* **Problem statement**
Output an exact reproduction of the data.

* **Provided data**
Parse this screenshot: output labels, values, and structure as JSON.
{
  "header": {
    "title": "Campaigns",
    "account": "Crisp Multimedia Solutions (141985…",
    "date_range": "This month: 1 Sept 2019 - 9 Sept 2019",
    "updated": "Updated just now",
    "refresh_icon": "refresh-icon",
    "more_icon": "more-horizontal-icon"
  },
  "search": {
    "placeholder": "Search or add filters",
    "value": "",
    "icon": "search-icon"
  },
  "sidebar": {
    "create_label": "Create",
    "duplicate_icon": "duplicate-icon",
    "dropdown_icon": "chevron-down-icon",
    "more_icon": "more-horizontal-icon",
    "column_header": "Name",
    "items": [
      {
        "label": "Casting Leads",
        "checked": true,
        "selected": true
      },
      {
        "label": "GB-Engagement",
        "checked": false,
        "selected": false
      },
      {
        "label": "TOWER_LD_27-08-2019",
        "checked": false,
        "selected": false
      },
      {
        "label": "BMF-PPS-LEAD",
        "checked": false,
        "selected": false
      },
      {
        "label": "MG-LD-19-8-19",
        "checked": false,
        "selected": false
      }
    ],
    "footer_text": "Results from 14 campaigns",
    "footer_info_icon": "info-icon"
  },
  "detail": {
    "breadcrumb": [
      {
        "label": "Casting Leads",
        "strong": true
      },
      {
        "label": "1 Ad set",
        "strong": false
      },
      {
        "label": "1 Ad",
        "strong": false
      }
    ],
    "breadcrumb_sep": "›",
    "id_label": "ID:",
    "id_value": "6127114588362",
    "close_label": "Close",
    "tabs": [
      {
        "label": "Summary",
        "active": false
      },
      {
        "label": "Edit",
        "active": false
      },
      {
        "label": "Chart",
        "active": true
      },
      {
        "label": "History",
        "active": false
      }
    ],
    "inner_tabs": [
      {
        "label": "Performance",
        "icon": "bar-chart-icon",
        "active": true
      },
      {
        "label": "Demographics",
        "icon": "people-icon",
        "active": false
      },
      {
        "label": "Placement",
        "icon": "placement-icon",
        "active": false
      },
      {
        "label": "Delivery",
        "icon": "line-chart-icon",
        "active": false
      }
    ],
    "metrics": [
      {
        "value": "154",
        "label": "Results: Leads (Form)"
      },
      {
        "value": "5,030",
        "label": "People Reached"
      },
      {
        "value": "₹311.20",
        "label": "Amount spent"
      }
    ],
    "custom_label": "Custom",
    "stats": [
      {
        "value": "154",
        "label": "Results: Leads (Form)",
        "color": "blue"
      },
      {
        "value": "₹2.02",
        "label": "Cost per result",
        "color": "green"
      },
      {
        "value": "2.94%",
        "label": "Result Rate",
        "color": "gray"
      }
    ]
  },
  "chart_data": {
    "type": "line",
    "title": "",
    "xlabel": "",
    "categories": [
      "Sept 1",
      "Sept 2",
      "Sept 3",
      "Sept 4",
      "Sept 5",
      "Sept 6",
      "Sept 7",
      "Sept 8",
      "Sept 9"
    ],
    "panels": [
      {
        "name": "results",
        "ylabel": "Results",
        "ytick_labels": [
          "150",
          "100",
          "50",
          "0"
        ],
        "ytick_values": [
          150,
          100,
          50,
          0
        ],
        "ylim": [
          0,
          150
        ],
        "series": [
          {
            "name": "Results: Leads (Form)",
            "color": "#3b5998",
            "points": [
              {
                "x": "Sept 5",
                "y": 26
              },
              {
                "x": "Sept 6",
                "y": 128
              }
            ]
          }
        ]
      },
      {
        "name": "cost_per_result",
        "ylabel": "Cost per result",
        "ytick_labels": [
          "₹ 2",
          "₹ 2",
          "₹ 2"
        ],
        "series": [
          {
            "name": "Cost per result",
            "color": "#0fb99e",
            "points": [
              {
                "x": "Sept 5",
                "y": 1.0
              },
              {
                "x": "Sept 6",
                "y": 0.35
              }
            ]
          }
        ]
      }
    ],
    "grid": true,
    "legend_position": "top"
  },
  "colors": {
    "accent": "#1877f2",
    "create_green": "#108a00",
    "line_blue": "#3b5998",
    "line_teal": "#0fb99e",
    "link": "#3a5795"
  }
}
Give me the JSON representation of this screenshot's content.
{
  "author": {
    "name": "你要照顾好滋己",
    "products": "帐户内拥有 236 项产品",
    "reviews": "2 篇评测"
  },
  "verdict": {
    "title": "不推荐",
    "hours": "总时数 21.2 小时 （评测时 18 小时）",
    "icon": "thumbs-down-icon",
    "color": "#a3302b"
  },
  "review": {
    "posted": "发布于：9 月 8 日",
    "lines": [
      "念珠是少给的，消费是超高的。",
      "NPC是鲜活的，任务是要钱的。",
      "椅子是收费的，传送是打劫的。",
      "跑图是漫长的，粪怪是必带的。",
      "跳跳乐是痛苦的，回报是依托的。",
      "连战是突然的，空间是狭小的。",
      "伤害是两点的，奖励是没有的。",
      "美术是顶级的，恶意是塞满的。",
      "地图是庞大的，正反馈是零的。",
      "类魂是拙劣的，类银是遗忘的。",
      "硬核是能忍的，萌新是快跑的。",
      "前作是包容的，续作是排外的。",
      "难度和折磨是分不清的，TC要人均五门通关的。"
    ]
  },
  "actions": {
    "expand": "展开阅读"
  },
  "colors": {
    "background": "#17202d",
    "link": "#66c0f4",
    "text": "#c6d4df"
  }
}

* **Finished exercise**
Parse this screenshot: output labels, values, and structure as JSON.
{
  "header": {
    "title": "Campaigns",
    "account": "Crisp Multimedia Solutions (141985…",
    "date_range": "This month: 1 Sept 2019 - 9 Sept 2019",
    "updated": "Updated just now",
    "refresh_icon": "refresh-icon",
    "more_icon": "more-horizontal-icon"
  },
  "search": {
    "placeholder": "Search or add filters",
    "value": "",
    "icon": "search-icon"
  },
  "sidebar": {
    "create_label": "Create",
    "duplicate_icon": "duplicate-icon",
    "dropdown_icon": "chevron-down-icon",
    "more_icon": "more-horizontal-icon",
    "column_header": "Name",
    "items": [
      {
        "label": "Casting Leads",
        "checked": true,
        "selected": true
      },
      {
        "label": "GB-Engagement",
        "checked": false,
        "selected": false
      },
      {
        "label": "TOWER_LD_27-08-2019",
        "checked": false,
        "selected": false
      },
      {
        "label": "BMF-PPS-LEAD",
        "checked": false,
        "selected": false
      },
      {
        "label": "MG-LD-19-8-19",
        "checked": false,
        "selected": false
      }
    ],
    "footer_text": "Results from 14 campaigns",
    "footer_info_icon": "info-icon"
  },
  "detail": {
    "breadcrumb": [
      {
        "label": "Casting Leads",
        "strong": true
      },
      {
        "label": "1 Ad set",
        "strong": false
      },
      {
        "label": "1 Ad",
        "strong": false
      }
    ],
    "breadcrumb_sep": "›",
    "id_label": "ID:",
    "id_value": "6127114588362",
    "close_label": "Close",
    "tabs": [
      {
        "label": "Summary",
        "active": false
      },
      {
        "label": "Edit",
        "active": false
      },
      {
        "label": "Chart",
        "active": true
      },
      {
        "label": "History",
        "active": false
      }
    ],
    "inner_tabs": [
      {
        "label": "Performance",
        "icon": "bar-chart-icon",
        "active": true
      },
      {
        "label": "Demographics",
        "icon": "people-icon",
        "active": false
      },
      {
        "label": "Placement",
        "icon": "placement-icon",
        "active": false
      },
      {
        "label": "Delivery",
        "icon": "line-chart-icon",
        "active": false
      }
    ],
    "metrics": [
      {
        "value": "154",
        "label": "Results: Leads (Form)"
      },
      {
        "value": "5,030",
        "label": "People Reached"
      },
      {
        "value": "₹311.20",
        "label": "Amount spent"
      }
    ],
    "custom_label": "Custom",
    "stats": [
      {
        "value": "154",
        "label": "Results: Leads (Form)",
        "color": "blue"
      },
      {
        "value": "₹2.02",
        "label": "Cost per result",
        "color": "green"
      },
      {
        "value": "2.94%",
        "label": "Result Rate",
        "color": "gray"
      }
    ]
  },
  "chart_data": {
    "type": "line",
    "title": "",
    "xlabel": "",
    "categories": [
      "Sept 1",
      "Sept 2",
      "Sept 3",
      "Sept 4",
      "Sept 5",
      "Sept 6",
      "Sept 7",
      "Sept 8",
      "Sept 9"
    ],
    "panels": [
      {
        "name": "results",
        "ylabel": "Results",
        "ytick_labels": [
          "150",
          "100",
          "50",
          "0"
        ],
        "ytick_values": [
          150,
          100,
          50,
          0
        ],
        "ylim": [
          0,
          150
        ],
        "series": [
          {
            "name": "Results: Leads (Form)",
            "color": "#3b5998",
            "points": [
              {
                "x": "Sept 5",
                "y": 26
              },
              {
                "x": "Sept 6",
                "y": 128
              }
            ]
          }
        ]
      },
      {
        "name": "cost_per_result",
        "ylabel": "Cost per result",
        "ytick_labels": [
          "₹ 2",
          "₹ 2",
          "₹ 2"
        ],
        "series": [
          {
            "name": "Cost per result",
            "color": "#0fb99e",
            "points": [
              {
                "x": "Sept 5",
                "y": 1.0
              },
              {
                "x": "Sept 6",
                "y": 0.35
              }
            ]
          }
        ]
      }
    ],
    "grid": true,
    "legend_position": "top"
  },
  "colors": {
    "accent": "#1877f2",
    "create_green": "#108a00",
    "line_blue": "#3b5998",
    "line_teal": "#0fb99e",
    "link": "#3a5795"
  }
}
Give me the JSON representation of this screenshot's content.
{
  "author": {
    "name": "你要照顾好滋己",
    "products": "帐户内拥有 236 项产品",
    "reviews": "2 篇评测"
  },
  "verdict": {
    "title": "不推荐",
    "hours": "总时数 21.2 小时 （评测时 18 小时）",
    "icon": "thumbs-down-icon",
    "color": "#a3302b"
  },
  "review": {
    "posted": "发布于：9 月 8 日",
    "lines": [
      "念珠是少给的，消费是超高的。",
      "NPC是鲜活的，任务是要钱的。",
      "椅子是收费的，传送是打劫的。",
      "跑图是漫长的，粪怪是必带的。",
      "跳跳乐是痛苦的，回报是依托的。",
      "连战是突然的，空间是狭小的。",
      "伤害是两点的，奖励是没有的。",
      "美术是顶级的，恶意是塞满的。",
      "地图是庞大的，正反馈是零的。",
      "类魂是拙劣的，类银是遗忘的。",
      "硬核是能忍的，萌新是快跑的。",
      "前作是包容的，续作是排外的。",
      "难度和折磨是分不清的，TC要人均五门通关的。"
    ]
  },
  "actions": {
    "expand": "展开阅读"
  },
  "colors": {
    "background": "#17202d",
    "link": "#66c0f4",
    "text": "#c6d4df"
  }
}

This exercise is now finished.